#### DATA PROVIDED

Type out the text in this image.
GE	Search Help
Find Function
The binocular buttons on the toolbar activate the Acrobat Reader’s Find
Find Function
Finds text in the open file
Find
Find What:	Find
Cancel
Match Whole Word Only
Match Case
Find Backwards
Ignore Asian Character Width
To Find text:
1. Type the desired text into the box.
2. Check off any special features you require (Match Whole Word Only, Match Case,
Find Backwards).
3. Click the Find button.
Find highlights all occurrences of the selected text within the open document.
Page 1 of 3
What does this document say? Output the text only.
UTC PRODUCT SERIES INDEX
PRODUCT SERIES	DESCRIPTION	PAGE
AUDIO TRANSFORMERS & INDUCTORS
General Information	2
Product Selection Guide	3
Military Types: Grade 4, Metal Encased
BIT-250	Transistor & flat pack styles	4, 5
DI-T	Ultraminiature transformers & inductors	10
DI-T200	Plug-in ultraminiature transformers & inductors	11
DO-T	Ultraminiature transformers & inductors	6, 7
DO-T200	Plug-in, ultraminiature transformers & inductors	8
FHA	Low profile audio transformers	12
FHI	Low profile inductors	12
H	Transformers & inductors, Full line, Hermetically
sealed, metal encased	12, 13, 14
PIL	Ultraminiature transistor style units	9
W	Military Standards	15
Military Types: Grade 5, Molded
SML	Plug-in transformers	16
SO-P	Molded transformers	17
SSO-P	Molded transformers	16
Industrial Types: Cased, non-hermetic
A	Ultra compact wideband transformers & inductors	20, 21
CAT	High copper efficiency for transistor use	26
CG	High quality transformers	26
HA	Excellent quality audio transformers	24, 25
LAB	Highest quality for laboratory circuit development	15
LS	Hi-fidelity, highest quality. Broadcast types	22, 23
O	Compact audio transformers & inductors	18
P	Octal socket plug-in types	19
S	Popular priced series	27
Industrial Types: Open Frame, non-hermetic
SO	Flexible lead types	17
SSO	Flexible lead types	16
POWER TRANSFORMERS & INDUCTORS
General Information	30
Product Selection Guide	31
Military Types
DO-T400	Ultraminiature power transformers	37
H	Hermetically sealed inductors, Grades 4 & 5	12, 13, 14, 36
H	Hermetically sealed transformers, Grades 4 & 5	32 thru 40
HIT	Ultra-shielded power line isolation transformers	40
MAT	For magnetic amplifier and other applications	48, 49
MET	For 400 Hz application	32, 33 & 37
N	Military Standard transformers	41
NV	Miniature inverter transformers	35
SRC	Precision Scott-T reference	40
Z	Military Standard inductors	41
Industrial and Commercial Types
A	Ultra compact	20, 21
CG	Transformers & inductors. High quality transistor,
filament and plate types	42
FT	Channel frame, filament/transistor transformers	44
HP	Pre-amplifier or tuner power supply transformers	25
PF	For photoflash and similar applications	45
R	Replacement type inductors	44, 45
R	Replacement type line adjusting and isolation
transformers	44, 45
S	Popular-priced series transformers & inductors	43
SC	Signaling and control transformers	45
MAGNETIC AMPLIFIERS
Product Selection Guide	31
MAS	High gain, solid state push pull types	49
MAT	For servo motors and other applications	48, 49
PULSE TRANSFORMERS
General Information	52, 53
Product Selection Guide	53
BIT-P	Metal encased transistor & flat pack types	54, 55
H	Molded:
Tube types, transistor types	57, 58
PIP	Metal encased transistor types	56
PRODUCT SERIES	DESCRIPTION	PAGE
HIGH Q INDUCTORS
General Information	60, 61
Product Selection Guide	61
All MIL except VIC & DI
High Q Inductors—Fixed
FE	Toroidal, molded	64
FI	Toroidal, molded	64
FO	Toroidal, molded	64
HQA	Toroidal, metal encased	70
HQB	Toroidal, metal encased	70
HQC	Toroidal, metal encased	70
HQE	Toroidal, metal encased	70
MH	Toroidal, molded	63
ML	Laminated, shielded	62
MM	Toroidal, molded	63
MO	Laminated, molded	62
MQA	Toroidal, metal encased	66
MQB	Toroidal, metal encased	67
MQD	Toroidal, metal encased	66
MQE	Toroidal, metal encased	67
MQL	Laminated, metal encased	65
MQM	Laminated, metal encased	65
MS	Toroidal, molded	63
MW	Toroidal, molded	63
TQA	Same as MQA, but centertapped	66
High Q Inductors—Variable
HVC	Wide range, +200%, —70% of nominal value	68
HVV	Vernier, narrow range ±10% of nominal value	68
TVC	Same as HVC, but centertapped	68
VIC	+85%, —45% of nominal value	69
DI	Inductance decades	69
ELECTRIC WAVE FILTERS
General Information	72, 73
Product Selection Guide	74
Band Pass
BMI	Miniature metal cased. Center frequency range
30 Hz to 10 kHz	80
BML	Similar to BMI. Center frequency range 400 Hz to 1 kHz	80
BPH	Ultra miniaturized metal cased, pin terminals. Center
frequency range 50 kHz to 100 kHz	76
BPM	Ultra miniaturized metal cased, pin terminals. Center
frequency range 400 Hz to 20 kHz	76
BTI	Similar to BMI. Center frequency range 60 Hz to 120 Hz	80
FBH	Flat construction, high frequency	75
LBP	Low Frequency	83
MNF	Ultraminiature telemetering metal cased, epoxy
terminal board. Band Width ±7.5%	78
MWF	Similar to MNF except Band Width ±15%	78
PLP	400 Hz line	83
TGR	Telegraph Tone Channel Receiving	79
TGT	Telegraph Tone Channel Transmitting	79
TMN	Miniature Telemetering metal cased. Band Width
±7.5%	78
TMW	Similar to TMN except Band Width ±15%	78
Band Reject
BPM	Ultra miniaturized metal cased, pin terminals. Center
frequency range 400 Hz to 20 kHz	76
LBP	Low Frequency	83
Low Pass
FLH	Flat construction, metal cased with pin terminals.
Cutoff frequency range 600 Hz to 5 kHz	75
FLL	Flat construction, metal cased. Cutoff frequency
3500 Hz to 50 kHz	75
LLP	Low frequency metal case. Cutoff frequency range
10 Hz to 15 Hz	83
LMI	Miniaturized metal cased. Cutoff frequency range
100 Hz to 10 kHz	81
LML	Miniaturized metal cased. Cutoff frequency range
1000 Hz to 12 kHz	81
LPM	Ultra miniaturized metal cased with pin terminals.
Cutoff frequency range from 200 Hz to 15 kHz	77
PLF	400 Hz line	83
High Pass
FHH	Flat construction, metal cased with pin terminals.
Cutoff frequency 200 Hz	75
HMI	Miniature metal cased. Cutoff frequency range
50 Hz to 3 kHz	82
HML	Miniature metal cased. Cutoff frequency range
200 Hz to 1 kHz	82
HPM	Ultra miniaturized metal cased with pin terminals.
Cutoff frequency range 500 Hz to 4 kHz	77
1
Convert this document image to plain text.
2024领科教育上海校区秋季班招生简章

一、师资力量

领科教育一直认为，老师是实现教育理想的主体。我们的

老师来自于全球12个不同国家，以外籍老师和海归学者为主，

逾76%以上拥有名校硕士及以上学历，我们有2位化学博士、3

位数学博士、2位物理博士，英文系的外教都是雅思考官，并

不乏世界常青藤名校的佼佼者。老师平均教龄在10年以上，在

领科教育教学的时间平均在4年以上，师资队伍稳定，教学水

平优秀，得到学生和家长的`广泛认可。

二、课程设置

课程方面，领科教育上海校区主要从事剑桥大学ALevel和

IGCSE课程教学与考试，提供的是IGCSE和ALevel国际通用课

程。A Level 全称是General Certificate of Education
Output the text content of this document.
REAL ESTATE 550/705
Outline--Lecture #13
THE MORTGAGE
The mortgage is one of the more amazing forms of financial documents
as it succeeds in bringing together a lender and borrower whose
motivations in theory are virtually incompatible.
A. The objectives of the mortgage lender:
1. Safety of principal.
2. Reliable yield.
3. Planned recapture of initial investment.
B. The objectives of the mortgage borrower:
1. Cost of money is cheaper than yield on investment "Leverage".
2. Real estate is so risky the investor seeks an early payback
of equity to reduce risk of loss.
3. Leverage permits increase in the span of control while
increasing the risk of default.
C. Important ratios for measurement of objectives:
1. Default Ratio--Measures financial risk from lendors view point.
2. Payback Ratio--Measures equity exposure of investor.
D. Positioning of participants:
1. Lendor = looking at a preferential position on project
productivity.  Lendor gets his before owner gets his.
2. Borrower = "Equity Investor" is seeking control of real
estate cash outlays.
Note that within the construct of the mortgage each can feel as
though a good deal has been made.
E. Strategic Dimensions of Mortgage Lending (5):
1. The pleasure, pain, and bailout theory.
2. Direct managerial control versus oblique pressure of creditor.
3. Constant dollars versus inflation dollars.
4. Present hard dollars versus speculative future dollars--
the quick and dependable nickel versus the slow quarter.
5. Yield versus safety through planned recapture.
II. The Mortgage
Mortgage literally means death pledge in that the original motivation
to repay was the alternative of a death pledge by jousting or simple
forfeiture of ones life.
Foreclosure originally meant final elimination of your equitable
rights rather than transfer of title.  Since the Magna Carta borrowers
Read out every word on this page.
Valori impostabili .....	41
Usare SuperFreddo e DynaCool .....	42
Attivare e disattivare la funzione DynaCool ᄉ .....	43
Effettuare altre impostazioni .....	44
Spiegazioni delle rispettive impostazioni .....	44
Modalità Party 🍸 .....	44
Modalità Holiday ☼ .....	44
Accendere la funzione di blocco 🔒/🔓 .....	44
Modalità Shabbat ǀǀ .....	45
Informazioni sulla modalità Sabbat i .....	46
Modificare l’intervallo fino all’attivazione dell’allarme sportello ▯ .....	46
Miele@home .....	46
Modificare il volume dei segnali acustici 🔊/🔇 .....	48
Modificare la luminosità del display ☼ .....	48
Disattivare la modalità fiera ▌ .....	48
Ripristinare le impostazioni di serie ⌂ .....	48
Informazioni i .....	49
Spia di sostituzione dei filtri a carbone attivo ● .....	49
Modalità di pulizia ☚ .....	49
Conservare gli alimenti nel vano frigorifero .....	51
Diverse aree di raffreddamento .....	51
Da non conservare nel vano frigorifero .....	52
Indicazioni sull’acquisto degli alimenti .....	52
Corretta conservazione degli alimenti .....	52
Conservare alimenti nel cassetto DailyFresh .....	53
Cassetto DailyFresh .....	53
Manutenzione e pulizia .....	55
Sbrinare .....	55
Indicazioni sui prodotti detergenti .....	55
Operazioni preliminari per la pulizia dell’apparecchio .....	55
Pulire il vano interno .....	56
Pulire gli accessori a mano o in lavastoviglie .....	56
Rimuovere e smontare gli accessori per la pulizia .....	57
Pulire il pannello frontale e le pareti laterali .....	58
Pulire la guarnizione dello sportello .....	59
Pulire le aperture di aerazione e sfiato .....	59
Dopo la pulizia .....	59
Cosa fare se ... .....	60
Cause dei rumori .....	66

########

**DO THIS:** Gather, from the listing above, every line carrying the word "Informazioni".

**WRITTEN RESPONSE:**
Informazioni sulla modalità Sabbat i .....	46
Informazioni i .....	49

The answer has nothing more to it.